◆ **TASK TO COMPLETE**:
Omit all images, then return the remaining material exactly as it stands.

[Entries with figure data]
[start]
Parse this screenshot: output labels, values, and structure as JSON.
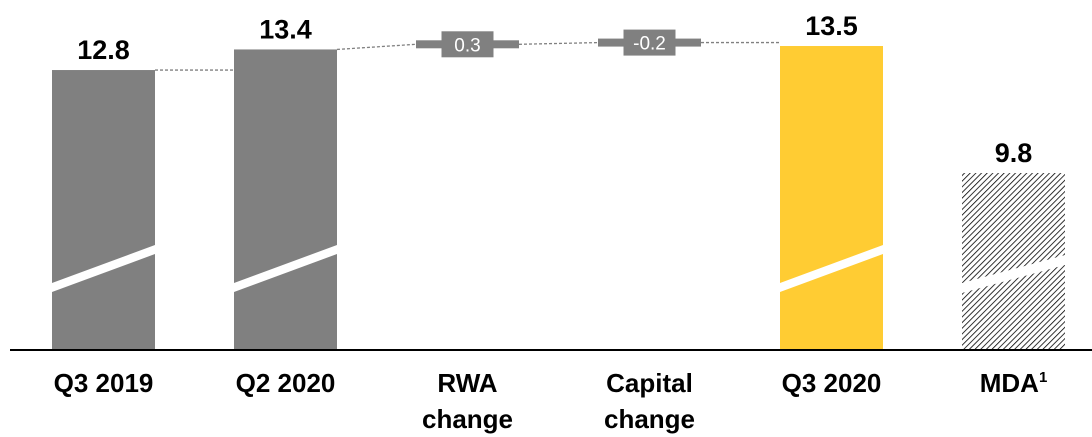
{
  "chart_data": {
    "type": "bar",
    "subtype": "waterfall",
    "title": "",
    "xlabel": "",
    "ylabel": "",
    "axis_break": true,
    "grid": false,
    "legend": "none",
    "categories": [
      {
        "lines": [
          "Q3 2019"
        ],
        "sup": ""
      },
      {
        "lines": [
          "Q2 2020"
        ],
        "sup": ""
      },
      {
        "lines": [
          "RWA",
          "change"
        ],
        "sup": ""
      },
      {
        "lines": [
          "Capital",
          "change"
        ],
        "sup": ""
      },
      {
        "lines": [
          "Q3 2020"
        ],
        "sup": ""
      },
      {
        "lines": [
          "MDA"
        ],
        "sup": "1"
      }
    ],
    "bars": [
      {
        "kind": "total",
        "value": 12.8,
        "label": "12.8",
        "color": "#808080"
      },
      {
        "kind": "total",
        "value": 13.4,
        "label": "13.4",
        "color": "#808080"
      },
      {
        "kind": "delta",
        "value": 0.3,
        "label": "0.3",
        "color": "#808080"
      },
      {
        "kind": "delta",
        "value": -0.2,
        "label": "-0.2",
        "color": "#808080"
      },
      {
        "kind": "total",
        "value": 13.5,
        "label": "13.5",
        "color": "#FFCC33"
      },
      {
        "kind": "hatched",
        "value": 9.8,
        "label": "9.8",
        "color": "#000000"
      }
    ]
  }
}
[end]
◆ **EXPECTED ANSWER**:
Parse this screenshot: output labels, values, and structure as JSON.
{
  "chart_data": {
    "type": "bar",
    "subtype": "waterfall",
    "title": "",
    "xlabel": "",
    "ylabel": "",
    "axis_break": true,
    "grid": false,
    "legend": "none",
    "categories": [
      {
        "lines": [
          "Q3 2019"
        ],
        "sup": ""
      },
      {
        "lines": [
          "Q2 2020"
        ],
        "sup": ""
      },
      {
        "lines": [
          "RWA",
          "change"
        ],
        "sup": ""
      },
      {
        "lines": [
          "Capital",
          "change"
        ],
        "sup": ""
      },
      {
        "lines": [
          "Q3 2020"
        ],
        "sup": ""
      },
      {
        "lines": [
          "MDA"
        ],
        "sup": "1"
      }
    ],
    "bars": [
      {
        "kind": "total",
        "value": 12.8,
        "label": "12.8",
        "color": "#808080"
      },
      {
        "kind": "total",
        "value": 13.4,
        "label": "13.4",
        "color": "#808080"
      },
      {
        "kind": "delta",
        "value": 0.3,
        "label": "0.3",
        "color": "#808080"
      },
      {
        "kind": "delta",
        "value": -0.2,
        "label": "-0.2",
        "color": "#808080"
      },
      {
        "kind": "total",
        "value": 13.5,
        "label": "13.5",
        "color": "#FFCC33"
      },
      {
        "kind": "hatched",
        "value": 9.8,
        "label": "9.8",
        "color": "#000000"
      }
    ]
  }
}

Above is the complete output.